→ Stated problem
In the material below, list every line carrying the string "document".

→ Data to use
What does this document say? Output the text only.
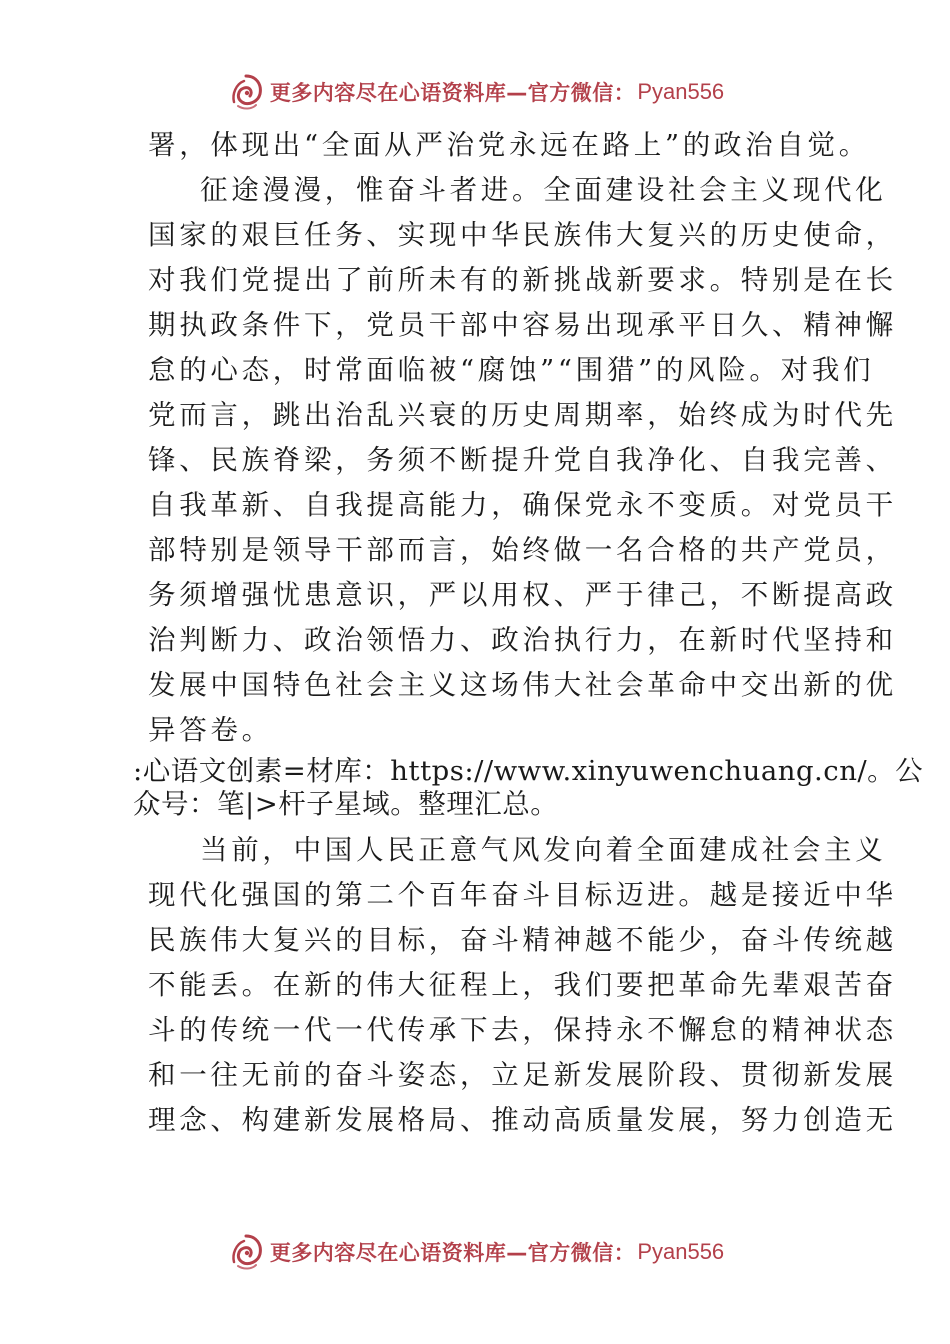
更多内容尽在心语资料库—官方微信： Pyan556
署，体现出“全面从严治党永远在路上”的政治自觉。
征途漫漫，惟奋斗者进。全面建设社会主义现代化
国家的艰巨任务、实现中华民族伟大复兴的历史使命，
对我们党提出了前所未有的新挑战新要求。特别是在长
期执政条件下，党员干部中容易出现承平日久、精神懈
怠的心态，时常面临被“腐蚀”“围猎”的风险。对我们
党而言，跳出治乱兴衰的历史周期率，始终成为时代先
锋、民族脊梁，务须不断提升党自我净化、自我完善、
自我革新、自我提高能力，确保党永不变质。对党员干
部特别是领导干部而言，始终做一名合格的共产党员，
务须增强忧患意识，严以用权、严于律己，不断提高政
治判断力、政治领悟力、政治执行力，在新时代坚持和
发展中国特色社会主义这场伟大社会革命中交出新的优
异答卷。
:心语文创素=材库：https://www.xinyuwenchuang.cn/。公
众号：笔|>杆子星域。整理汇总。
当前，中国人民正意气风发向着全面建成社会主义
现代化强国的第二个百年奋斗目标迈进。越是接近中华
民族伟大复兴的目标，奋斗精神越不能少，奋斗传统越
不能丢。在新的伟大征程上，我们要把革命先辈艰苦奋
斗的传统一代一代传承下去，保持永不懈怠的精神状态
和一往无前的奋斗姿态，立足新发展阶段、贯彻新发展
理念、构建新发展格局、推动高质量发展，努力创造无
更多内容尽在心语资料库—官方微信： Pyan556
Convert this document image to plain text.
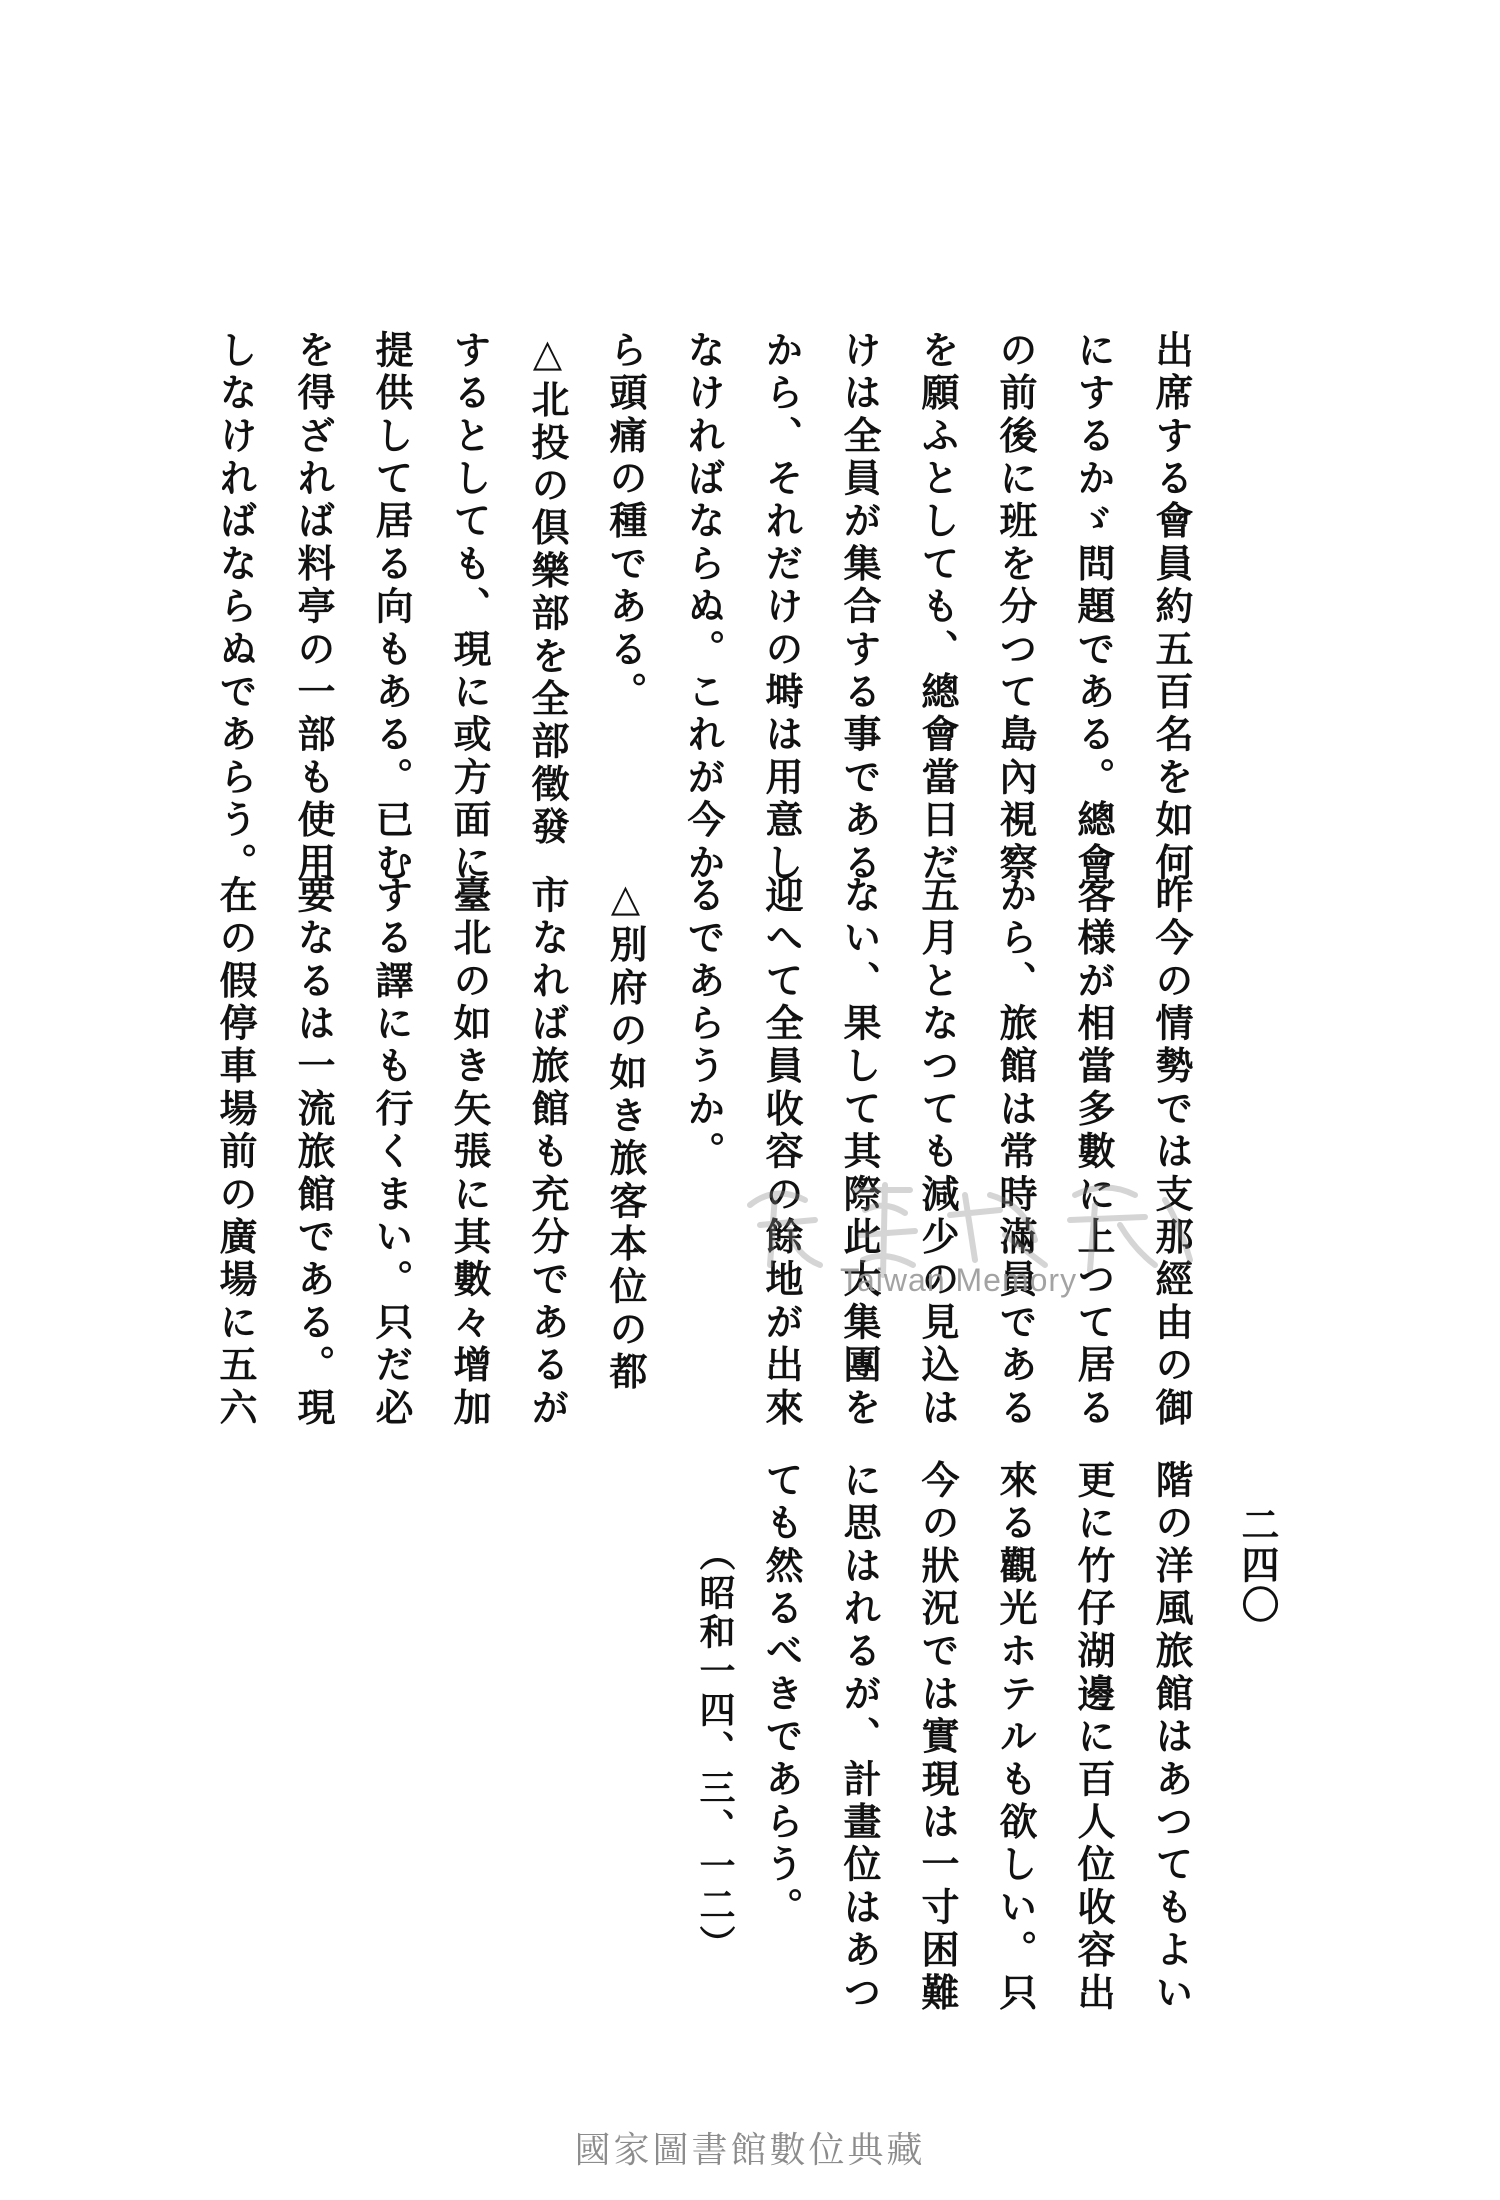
二四〇
出席する會員約五百名を如何
にするかゞ問題である。總會
の前後に班を分つて島內視察
を願ふとしても、總會當日だ
けは全員が集合する事である
から、それだけの塒は用意し
なければならぬ。これが今か
ら頭痛の種である。
△北投の倶樂部を全部徵發
するとしても、現に或方面に
提供して居る向もある。已む
を得ざれば料亭の一部も使用
しなければならぬであらう。
昨今の情勢では支那經由の御
客様が相當多數に上つて居る
から、旅館は常時滿員である
五月となつても減少の見込は
ない、果して其際此大集團を
迎へて全員收容の餘地が出來
るであらうか。
△別府の如き旅客本位の都
市なれば旅館も充分であるが
臺北の如き矢張に其數々增加
する譯にも行くまい。只だ必
要なるは一流旅館である。現
在の假停車場前の廣場に五六
階の洋風旅館はあつてもよい
更に竹仔湖邊に百人位收容出
來る觀光ホテルも欲しい。只
今の狀況では實現は一寸困難
に思はれるが、計畫位はあつ
ても然るべきであらう。
（昭和一四、三、一二）
Taiwan Memory
國家圖書館數位典藏
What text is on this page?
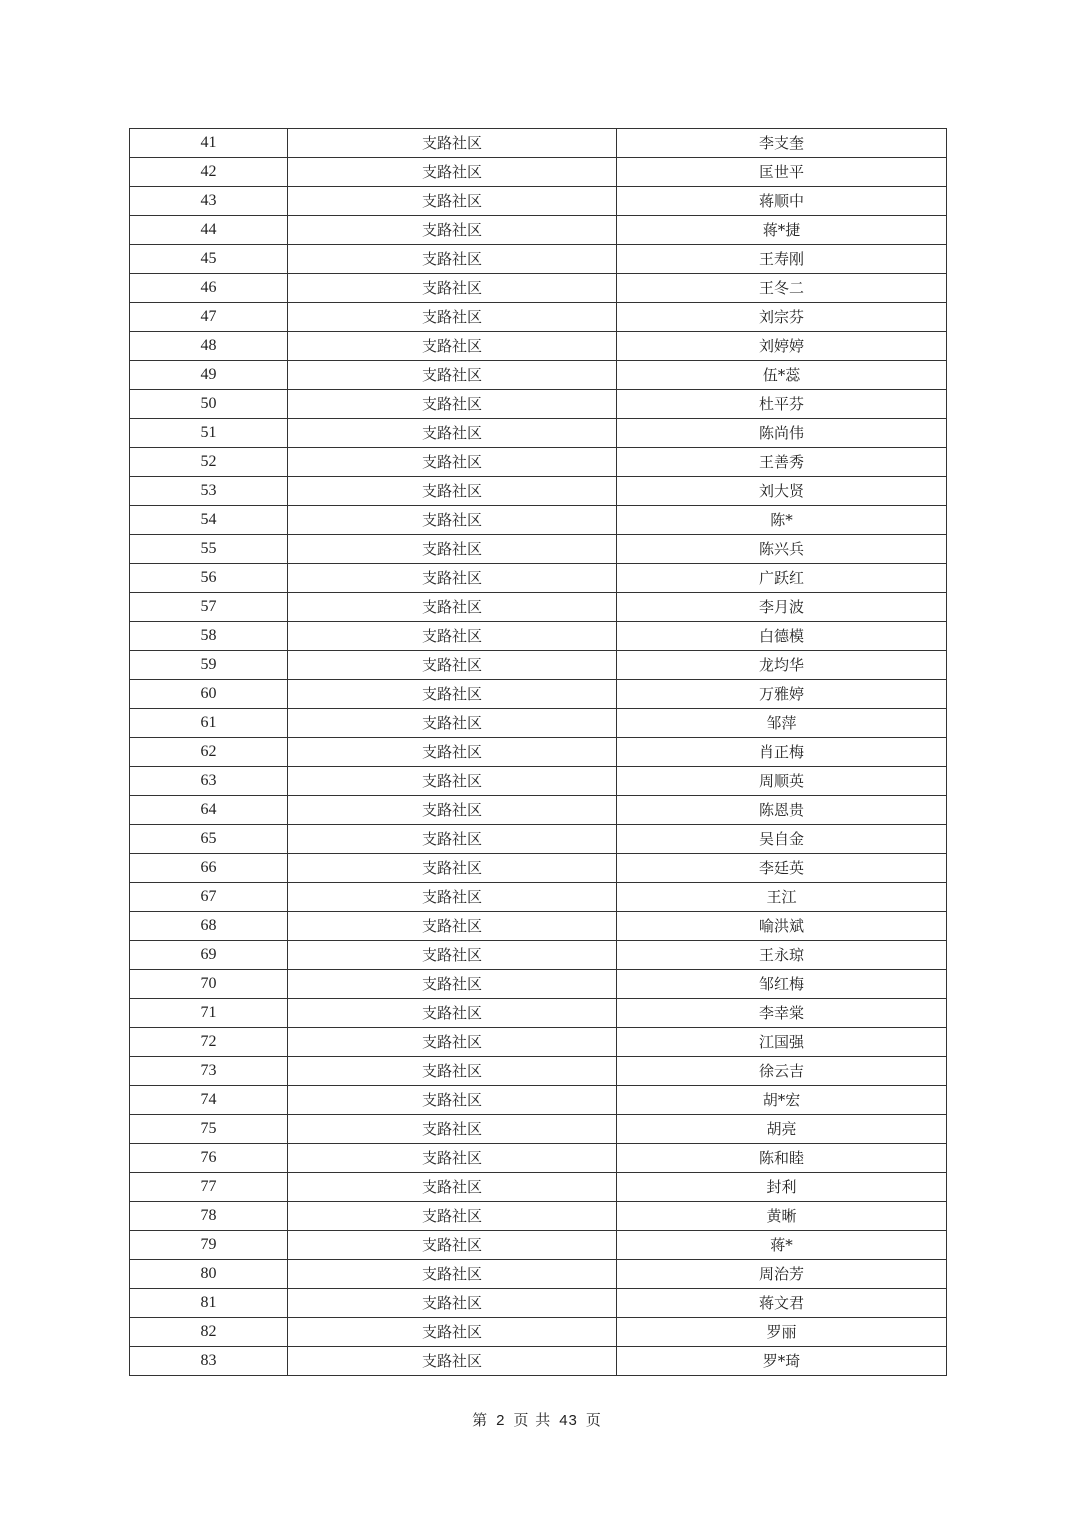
41	支路社区	李支奎
42	支路社区	匡世平
43	支路社区	蒋顺中
44	支路社区	蒋*捷
45	支路社区	王寿刚
46	支路社区	王冬二
47	支路社区	刘宗芬
48	支路社区	刘婷婷
49	支路社区	伍*蕊
50	支路社区	杜平芬
51	支路社区	陈尚伟
52	支路社区	王善秀
53	支路社区	刘大贤
54	支路社区	陈*
55	支路社区	陈兴兵
56	支路社区	广跃红
57	支路社区	李月波
58	支路社区	白德模
59	支路社区	龙均华
60	支路社区	万雅婷
61	支路社区	邹萍
62	支路社区	肖正梅
63	支路社区	周顺英
64	支路社区	陈恩贵
65	支路社区	吴自金
66	支路社区	李廷英
67	支路社区	王江
68	支路社区	喻洪斌
69	支路社区	王永琼
70	支路社区	邹红梅
71	支路社区	李幸棠
72	支路社区	江国强
73	支路社区	徐云吉
74	支路社区	胡*宏
75	支路社区	胡亮
76	支路社区	陈和睦
77	支路社区	封利
78	支路社区	黄晰
79	支路社区	蒋*
80	支路社区	周治芳
81	支路社区	蒋文君
82	支路社区	罗丽
83	支路社区	罗*琦
第 2 页 共 43 页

→ Task output
What does this document say? Output the text only.
Convert this document image to plain text.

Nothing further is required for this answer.